** REQUIREMENTS **
Using the records below, please work out how many lines contain "outcome"; answer with the number alone.

** ENTRIES **
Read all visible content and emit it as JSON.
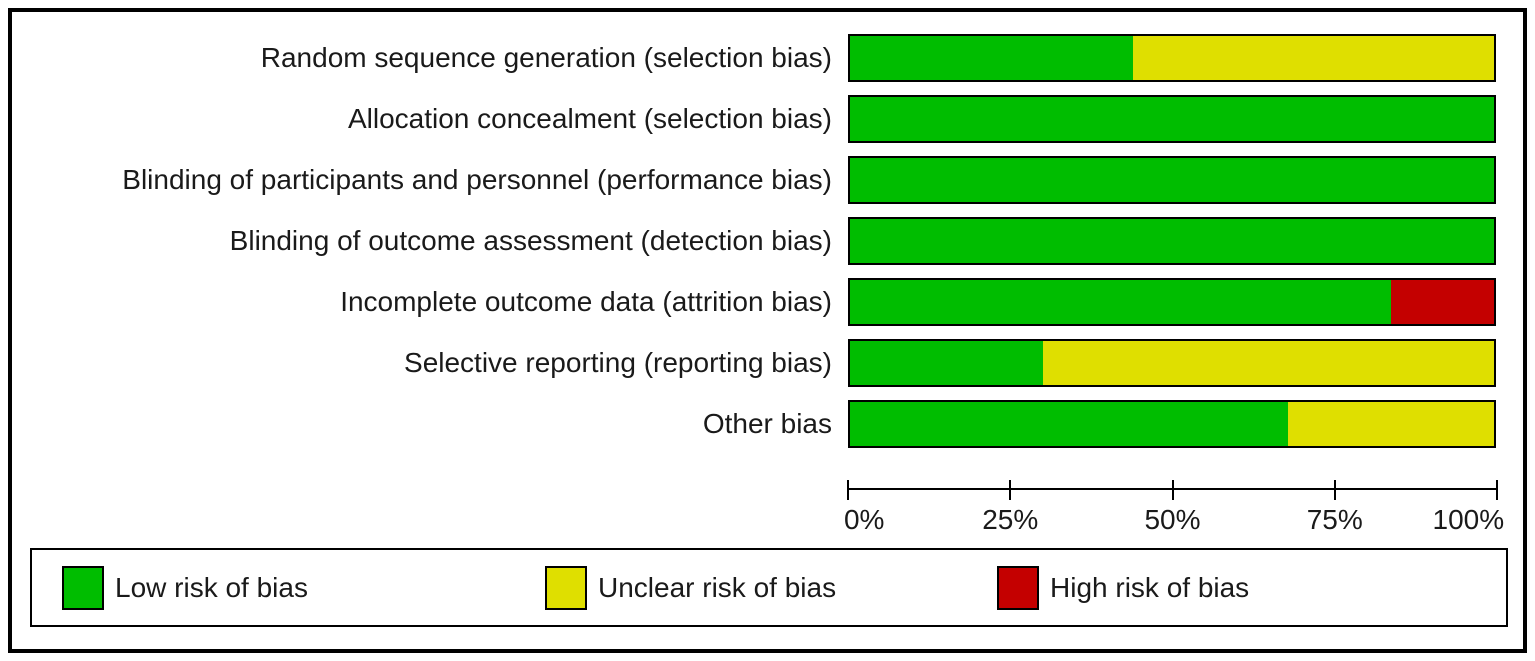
{
  "chart_data": {
    "type": "bar",
    "variant": "horizontal-stacked",
    "categories": [
      "Random sequence generation (selection bias)",
      "Allocation concealment (selection bias)",
      "Blinding of participants and personnel (performance bias)",
      "Blinding of outcome assessment (detection bias)",
      "Incomplete outcome data (attrition bias)",
      "Selective reporting (reporting bias)",
      "Other bias"
    ],
    "series": [
      {
        "name": "Low risk of bias",
        "color": "#00BD00",
        "values": [
          44,
          100,
          100,
          100,
          84,
          30,
          68
        ]
      },
      {
        "name": "Unclear risk of bias",
        "color": "#DFDF00",
        "values": [
          56,
          0,
          0,
          0,
          0,
          70,
          32
        ]
      },
      {
        "name": "High risk of bias",
        "color": "#C40000",
        "values": [
          0,
          0,
          0,
          0,
          16,
          0,
          0
        ]
      }
    ],
    "x_ticks": [
      "0%",
      "25%",
      "50%",
      "75%",
      "100%"
    ],
    "xlim": [
      0,
      100
    ],
    "grid": false,
    "legend_position": "bottom",
    "colors": {
      "low": "#00BD00",
      "unclear": "#DFDF00",
      "high": "#C40000",
      "border": "#000000"
    }
  }
}
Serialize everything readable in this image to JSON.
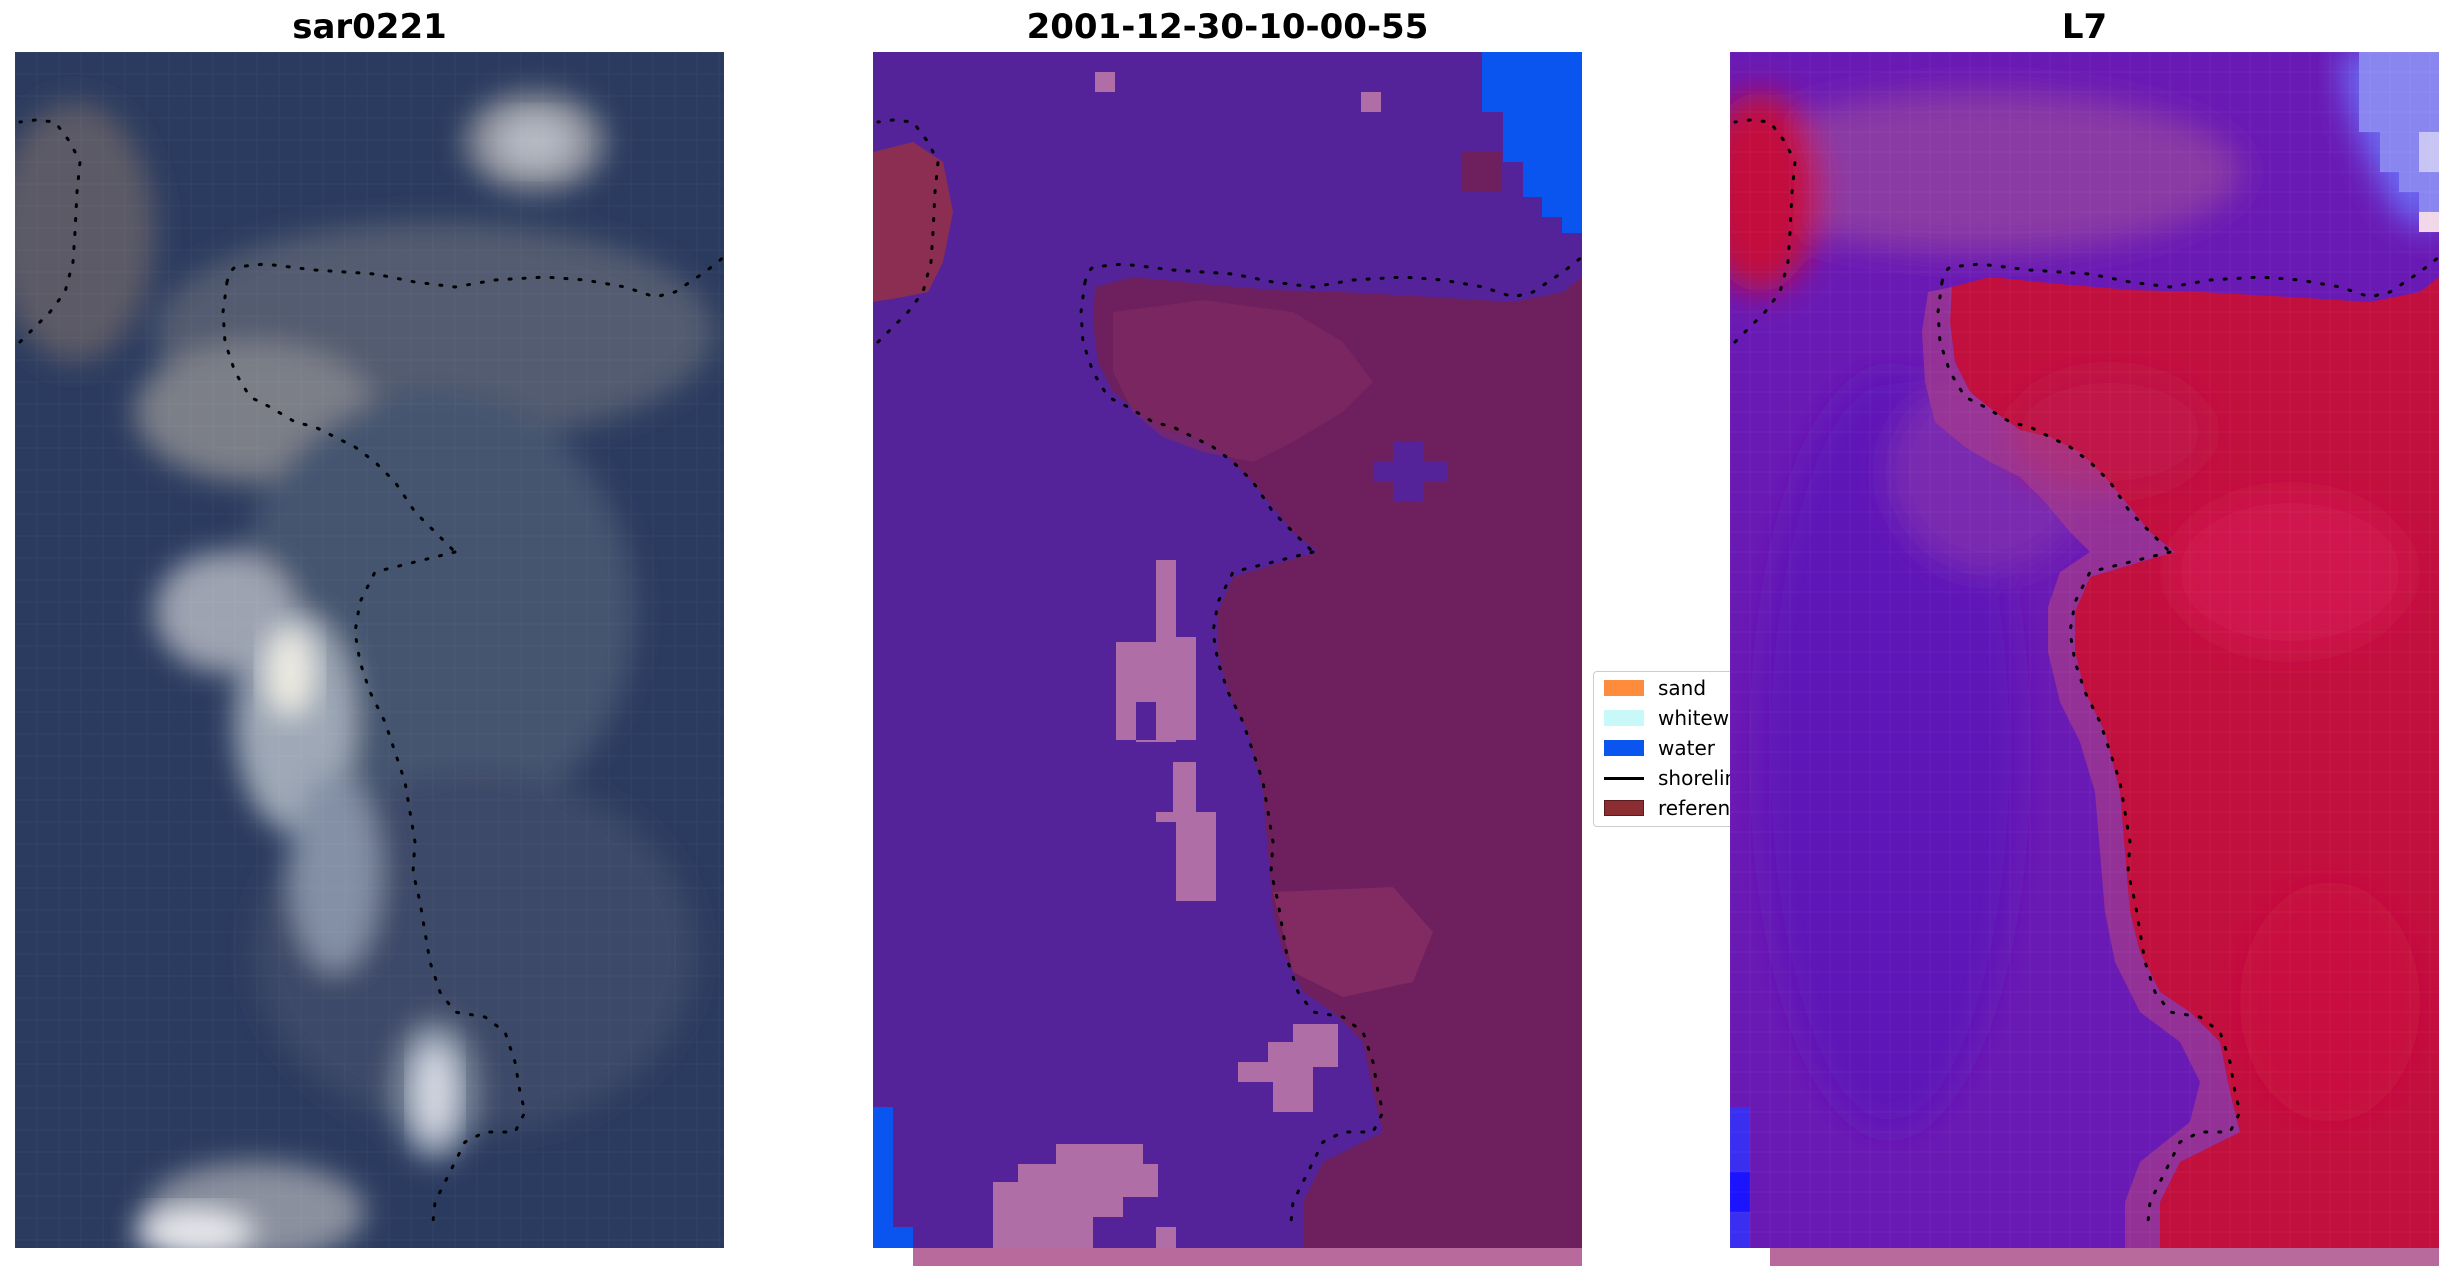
{
  "panels": [
    {
      "title": "sar0221"
    },
    {
      "title": "2001-12-30-10-00-55"
    },
    {
      "title": "L7"
    }
  ],
  "legend": {
    "items": [
      {
        "label": "sand",
        "color": "#ff8c3c",
        "kind": "patch"
      },
      {
        "label": "whitewater",
        "color": "#c8f8f8",
        "kind": "patch"
      },
      {
        "label": "water",
        "color": "#0a55f0",
        "kind": "patch"
      },
      {
        "label": "shoreline",
        "color": "#000000",
        "kind": "line"
      },
      {
        "label": "reference",
        "color": "#8b2e32",
        "kind": "patch"
      }
    ]
  },
  "colors": {
    "rgb_water": "#2a3a5e",
    "rgb_land": "#4a5a72",
    "rgb_bright": "#e8e8ee",
    "class_other": "#54239a",
    "class_land": "#6e1f5e",
    "class_bright": "#b06ea6",
    "class_water": "#0a55f0",
    "index_low": "#6a1ab4",
    "index_high": "#c2103e",
    "index_water": "#6a6af5"
  }
}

** SOLUTION **
2